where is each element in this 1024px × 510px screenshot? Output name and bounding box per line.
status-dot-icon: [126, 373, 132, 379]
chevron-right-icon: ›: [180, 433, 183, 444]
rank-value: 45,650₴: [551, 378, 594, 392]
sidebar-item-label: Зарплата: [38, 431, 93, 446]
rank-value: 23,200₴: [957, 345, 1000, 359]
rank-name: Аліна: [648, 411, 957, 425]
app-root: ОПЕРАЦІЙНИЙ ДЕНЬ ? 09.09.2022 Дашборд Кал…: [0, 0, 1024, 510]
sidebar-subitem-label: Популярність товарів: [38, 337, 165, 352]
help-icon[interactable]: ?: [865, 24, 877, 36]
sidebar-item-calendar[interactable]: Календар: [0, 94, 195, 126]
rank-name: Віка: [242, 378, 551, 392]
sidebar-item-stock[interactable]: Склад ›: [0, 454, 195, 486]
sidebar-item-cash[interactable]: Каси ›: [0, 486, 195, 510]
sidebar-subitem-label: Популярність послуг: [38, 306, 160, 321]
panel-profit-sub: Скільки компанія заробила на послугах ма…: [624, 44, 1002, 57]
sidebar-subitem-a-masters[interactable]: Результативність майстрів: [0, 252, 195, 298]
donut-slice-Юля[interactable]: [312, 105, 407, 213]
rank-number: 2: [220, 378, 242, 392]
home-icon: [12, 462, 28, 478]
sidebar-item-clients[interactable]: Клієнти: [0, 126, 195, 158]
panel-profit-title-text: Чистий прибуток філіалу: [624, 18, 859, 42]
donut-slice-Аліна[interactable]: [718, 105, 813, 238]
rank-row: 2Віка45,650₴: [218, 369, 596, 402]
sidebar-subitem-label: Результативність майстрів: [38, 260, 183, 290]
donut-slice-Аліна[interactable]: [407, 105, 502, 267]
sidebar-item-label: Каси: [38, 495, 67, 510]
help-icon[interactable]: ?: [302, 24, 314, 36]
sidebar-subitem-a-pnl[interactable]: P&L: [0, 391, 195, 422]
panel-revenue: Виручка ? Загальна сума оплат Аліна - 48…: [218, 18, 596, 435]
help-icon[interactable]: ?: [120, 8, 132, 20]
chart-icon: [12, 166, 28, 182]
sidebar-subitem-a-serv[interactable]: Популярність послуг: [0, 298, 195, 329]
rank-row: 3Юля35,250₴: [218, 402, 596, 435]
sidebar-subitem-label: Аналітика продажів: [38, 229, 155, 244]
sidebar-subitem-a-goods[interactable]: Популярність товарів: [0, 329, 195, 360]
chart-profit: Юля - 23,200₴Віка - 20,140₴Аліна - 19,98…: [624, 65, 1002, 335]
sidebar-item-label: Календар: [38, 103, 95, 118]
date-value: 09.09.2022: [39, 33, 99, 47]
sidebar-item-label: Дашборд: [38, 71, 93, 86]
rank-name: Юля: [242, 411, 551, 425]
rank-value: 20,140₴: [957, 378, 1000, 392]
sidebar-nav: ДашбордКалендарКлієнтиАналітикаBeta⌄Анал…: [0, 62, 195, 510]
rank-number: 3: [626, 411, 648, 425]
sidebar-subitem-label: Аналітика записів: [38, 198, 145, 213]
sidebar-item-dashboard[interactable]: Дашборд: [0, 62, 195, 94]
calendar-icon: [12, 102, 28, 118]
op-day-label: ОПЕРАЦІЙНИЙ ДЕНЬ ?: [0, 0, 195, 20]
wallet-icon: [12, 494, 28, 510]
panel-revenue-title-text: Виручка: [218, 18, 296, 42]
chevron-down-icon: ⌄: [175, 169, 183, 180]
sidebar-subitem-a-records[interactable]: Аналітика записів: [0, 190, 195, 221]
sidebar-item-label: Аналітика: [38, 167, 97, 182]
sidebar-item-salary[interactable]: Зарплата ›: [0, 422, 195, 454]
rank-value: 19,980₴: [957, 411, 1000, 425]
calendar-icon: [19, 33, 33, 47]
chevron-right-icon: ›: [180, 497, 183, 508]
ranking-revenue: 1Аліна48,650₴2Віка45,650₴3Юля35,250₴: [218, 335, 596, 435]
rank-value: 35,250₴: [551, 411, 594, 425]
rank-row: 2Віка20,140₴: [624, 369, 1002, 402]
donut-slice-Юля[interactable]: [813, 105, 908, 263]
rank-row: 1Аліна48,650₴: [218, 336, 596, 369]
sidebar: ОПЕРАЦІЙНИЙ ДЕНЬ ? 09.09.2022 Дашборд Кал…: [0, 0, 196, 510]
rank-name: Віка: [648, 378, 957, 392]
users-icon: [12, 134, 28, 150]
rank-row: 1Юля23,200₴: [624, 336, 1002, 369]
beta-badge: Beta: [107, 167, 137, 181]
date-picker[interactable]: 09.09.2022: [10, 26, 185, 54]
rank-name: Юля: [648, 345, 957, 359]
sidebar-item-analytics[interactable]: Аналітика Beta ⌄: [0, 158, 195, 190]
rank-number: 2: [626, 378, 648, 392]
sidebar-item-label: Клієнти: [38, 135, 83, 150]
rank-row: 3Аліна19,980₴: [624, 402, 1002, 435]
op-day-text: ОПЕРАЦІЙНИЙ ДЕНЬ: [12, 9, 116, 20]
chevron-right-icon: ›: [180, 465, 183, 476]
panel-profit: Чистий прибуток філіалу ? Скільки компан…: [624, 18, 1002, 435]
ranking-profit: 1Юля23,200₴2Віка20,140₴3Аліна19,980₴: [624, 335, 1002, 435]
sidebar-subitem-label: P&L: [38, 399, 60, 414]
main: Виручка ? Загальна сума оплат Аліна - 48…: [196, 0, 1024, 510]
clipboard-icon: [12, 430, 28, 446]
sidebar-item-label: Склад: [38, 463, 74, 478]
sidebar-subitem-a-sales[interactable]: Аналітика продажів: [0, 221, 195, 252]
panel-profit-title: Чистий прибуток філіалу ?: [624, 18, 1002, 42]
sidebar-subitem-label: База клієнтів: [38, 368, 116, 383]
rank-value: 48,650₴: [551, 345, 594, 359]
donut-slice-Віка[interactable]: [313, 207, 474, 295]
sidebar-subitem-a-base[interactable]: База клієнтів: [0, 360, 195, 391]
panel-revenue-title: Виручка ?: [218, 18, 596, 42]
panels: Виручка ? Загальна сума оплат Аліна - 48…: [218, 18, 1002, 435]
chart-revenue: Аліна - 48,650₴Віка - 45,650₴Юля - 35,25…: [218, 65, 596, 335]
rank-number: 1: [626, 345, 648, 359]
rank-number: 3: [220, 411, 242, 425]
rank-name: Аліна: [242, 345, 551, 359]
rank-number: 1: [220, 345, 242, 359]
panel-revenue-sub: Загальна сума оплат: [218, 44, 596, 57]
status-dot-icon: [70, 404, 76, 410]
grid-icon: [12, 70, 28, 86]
------
◆ The task:
Replace "rank-value" with "rank-amount" wherever it occurs in all the lines above, and give the lines again with nothing else changed.

◆ Exercise response:
where is each element in this 1024px × 510px screenshot? Output name and bounding box per line.
status-dot-icon: [126, 373, 132, 379]
chevron-right-icon: ›: [180, 433, 183, 444]
rank-amount: 45,650₴: [551, 378, 594, 392]
sidebar-item-label: Зарплата: [38, 431, 93, 446]
rank-amount: 23,200₴: [957, 345, 1000, 359]
rank-name: Аліна: [648, 411, 957, 425]
app-root: ОПЕРАЦІЙНИЙ ДЕНЬ ? 09.09.2022 Дашборд Кал…: [0, 0, 1024, 510]
sidebar-subitem-label: Популярність товарів: [38, 337, 165, 352]
help-icon[interactable]: ?: [865, 24, 877, 36]
sidebar-item-calendar[interactable]: Календар: [0, 94, 195, 126]
rank-name: Віка: [242, 378, 551, 392]
sidebar-item-stock[interactable]: Склад ›: [0, 454, 195, 486]
sidebar-item-cash[interactable]: Каси ›: [0, 486, 195, 510]
sidebar-subitem-label: Популярність послуг: [38, 306, 160, 321]
panel-profit-sub: Скільки компанія заробила на послугах ма…: [624, 44, 1002, 57]
sidebar-subitem-a-masters[interactable]: Результативність майстрів: [0, 252, 195, 298]
donut-slice-Юля[interactable]: [312, 105, 407, 213]
rank-number: 2: [220, 378, 242, 392]
home-icon: [12, 462, 28, 478]
sidebar-item-clients[interactable]: Клієнти: [0, 126, 195, 158]
panel-profit-title-text: Чистий прибуток філіалу: [624, 18, 859, 42]
donut-slice-Аліна[interactable]: [718, 105, 813, 238]
rank-row: 2Віка45,650₴: [218, 369, 596, 402]
sidebar-subitem-label: Результативність майстрів: [38, 260, 183, 290]
donut-slice-Аліна[interactable]: [407, 105, 502, 267]
sidebar-item-label: Каси: [38, 495, 67, 510]
help-icon[interactable]: ?: [302, 24, 314, 36]
sidebar-subitem-a-pnl[interactable]: P&L: [0, 391, 195, 422]
panel-revenue: Виручка ? Загальна сума оплат Аліна - 48…: [218, 18, 596, 435]
help-icon[interactable]: ?: [120, 8, 132, 20]
chart-icon: [12, 166, 28, 182]
sidebar-subitem-a-serv[interactable]: Популярність послуг: [0, 298, 195, 329]
rank-row: 3Юля35,250₴: [218, 402, 596, 435]
sidebar-subitem-label: Аналітика продажів: [38, 229, 155, 244]
sidebar-subitem-a-goods[interactable]: Популярність товарів: [0, 329, 195, 360]
chart-profit: Юля - 23,200₴Віка - 20,140₴Аліна - 19,98…: [624, 65, 1002, 335]
sidebar-item-label: Календар: [38, 103, 95, 118]
date-value: 09.09.2022: [39, 33, 99, 47]
sidebar-item-label: Дашборд: [38, 71, 93, 86]
rank-name: Юля: [242, 411, 551, 425]
rank-amount: 20,140₴: [957, 378, 1000, 392]
sidebar-nav: ДашбордКалендарКлієнтиАналітикаBeta⌄Анал…: [0, 62, 195, 510]
rank-number: 3: [626, 411, 648, 425]
sidebar-subitem-label: Аналітика записів: [38, 198, 145, 213]
sidebar-item-dashboard[interactable]: Дашборд: [0, 62, 195, 94]
calendar-icon: [12, 102, 28, 118]
op-day-label: ОПЕРАЦІЙНИЙ ДЕНЬ ?: [0, 0, 195, 20]
wallet-icon: [12, 494, 28, 510]
panel-revenue-title-text: Виручка: [218, 18, 296, 42]
chevron-down-icon: ⌄: [175, 169, 183, 180]
sidebar-subitem-a-records[interactable]: Аналітика записів: [0, 190, 195, 221]
sidebar-item-label: Аналітика: [38, 167, 97, 182]
sidebar-item-salary[interactable]: Зарплата ›: [0, 422, 195, 454]
rank-amount: 19,980₴: [957, 411, 1000, 425]
calendar-icon: [19, 33, 33, 47]
chevron-right-icon: ›: [180, 497, 183, 508]
ranking-revenue: 1Аліна48,650₴2Віка45,650₴3Юля35,250₴: [218, 335, 596, 435]
rank-amount: 35,250₴: [551, 411, 594, 425]
rank-row: 2Віка20,140₴: [624, 369, 1002, 402]
donut-slice-Юля[interactable]: [813, 105, 908, 263]
rank-row: 1Аліна48,650₴: [218, 336, 596, 369]
sidebar: ОПЕРАЦІЙНИЙ ДЕНЬ ? 09.09.2022 Дашборд Кал…: [0, 0, 196, 510]
rank-name: Віка: [648, 378, 957, 392]
users-icon: [12, 134, 28, 150]
rank-row: 1Юля23,200₴: [624, 336, 1002, 369]
beta-badge: Beta: [107, 167, 137, 181]
date-picker[interactable]: 09.09.2022: [10, 26, 185, 54]
rank-name: Юля: [648, 345, 957, 359]
sidebar-item-analytics[interactable]: Аналітика Beta ⌄: [0, 158, 195, 190]
rank-number: 2: [626, 378, 648, 392]
sidebar-item-label: Клієнти: [38, 135, 83, 150]
rank-row: 3Аліна19,980₴: [624, 402, 1002, 435]
op-day-text: ОПЕРАЦІЙНИЙ ДЕНЬ: [12, 9, 116, 20]
chevron-right-icon: ›: [180, 465, 183, 476]
panel-profit: Чистий прибуток філіалу ? Скільки компан…: [624, 18, 1002, 435]
ranking-profit: 1Юля23,200₴2Віка20,140₴3Аліна19,980₴: [624, 335, 1002, 435]
sidebar-subitem-label: P&L: [38, 399, 60, 414]
main: Виручка ? Загальна сума оплат Аліна - 48…: [196, 0, 1024, 510]
clipboard-icon: [12, 430, 28, 446]
sidebar-item-label: Склад: [38, 463, 74, 478]
sidebar-subitem-a-sales[interactable]: Аналітика продажів: [0, 221, 195, 252]
panel-profit-title: Чистий прибуток філіалу ?: [624, 18, 1002, 42]
sidebar-subitem-label: База клієнтів: [38, 368, 116, 383]
rank-amount: 48,650₴: [551, 345, 594, 359]
donut-slice-Віка[interactable]: [313, 207, 474, 295]
sidebar-subitem-a-base[interactable]: База клієнтів: [0, 360, 195, 391]
panel-revenue-title: Виручка ?: [218, 18, 596, 42]
panels: Виручка ? Загальна сума оплат Аліна - 48…: [218, 18, 1002, 435]
chart-revenue: Аліна - 48,650₴Віка - 45,650₴Юля - 35,25…: [218, 65, 596, 335]
rank-number: 1: [626, 345, 648, 359]
rank-number: 3: [220, 411, 242, 425]
rank-name: Аліна: [242, 345, 551, 359]
rank-number: 1: [220, 345, 242, 359]
panel-revenue-sub: Загальна сума оплат: [218, 44, 596, 57]
status-dot-icon: [70, 404, 76, 410]
grid-icon: [12, 70, 28, 86]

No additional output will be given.